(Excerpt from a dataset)
..........

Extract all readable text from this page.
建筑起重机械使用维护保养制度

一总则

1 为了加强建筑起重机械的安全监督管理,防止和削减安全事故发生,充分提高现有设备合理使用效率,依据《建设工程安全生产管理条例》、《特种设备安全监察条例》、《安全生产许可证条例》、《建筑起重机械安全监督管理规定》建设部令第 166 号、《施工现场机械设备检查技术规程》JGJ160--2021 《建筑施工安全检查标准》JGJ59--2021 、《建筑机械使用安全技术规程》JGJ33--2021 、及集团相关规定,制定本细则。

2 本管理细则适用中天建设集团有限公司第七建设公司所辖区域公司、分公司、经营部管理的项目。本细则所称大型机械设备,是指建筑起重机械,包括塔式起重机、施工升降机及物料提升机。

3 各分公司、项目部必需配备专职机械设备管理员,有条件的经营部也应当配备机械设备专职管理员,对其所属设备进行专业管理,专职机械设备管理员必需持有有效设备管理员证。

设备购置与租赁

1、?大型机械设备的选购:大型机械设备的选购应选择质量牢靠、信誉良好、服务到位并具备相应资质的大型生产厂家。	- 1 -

..........

■ **Required task**
Every entry above needs to be quoted exactly.

■ **Right answer**
Extract all readable text from this page.
建筑起重机械使用维护保养制度

一总则

1 为了加强建筑起重机械的安全监督管理,防止和削减安全事故发生,充分提高现有设备合理使用效率,依据《建设工程安全生产管理条例》、《特种设备安全监察条例》、《安全生产许可证条例》、《建筑起重机械安全监督管理规定》建设部令第 166 号、《施工现场机械设备检查技术规程》JGJ160--2021 《建筑施工安全检查标准》JGJ59--2021 、《建筑机械使用安全技术规程》JGJ33--2021 、及集团相关规定,制定本细则。

2 本管理细则适用中天建设集团有限公司第七建设公司所辖区域公司、分公司、经营部管理的项目。本细则所称大型机械设备,是指建筑起重机械,包括塔式起重机、施工升降机及物料提升机。

3 各分公司、项目部必需配备专职机械设备管理员,有条件的经营部也应当配备机械设备专职管理员,对其所属设备进行专业管理,专职机械设备管理员必需持有有效设备管理员证。

设备购置与租赁

1、?大型机械设备的选购:大型机械设备的选购应选择质量牢靠、信誉良好、服务到位并具备相应资质的大型生产厂家。	- 1 -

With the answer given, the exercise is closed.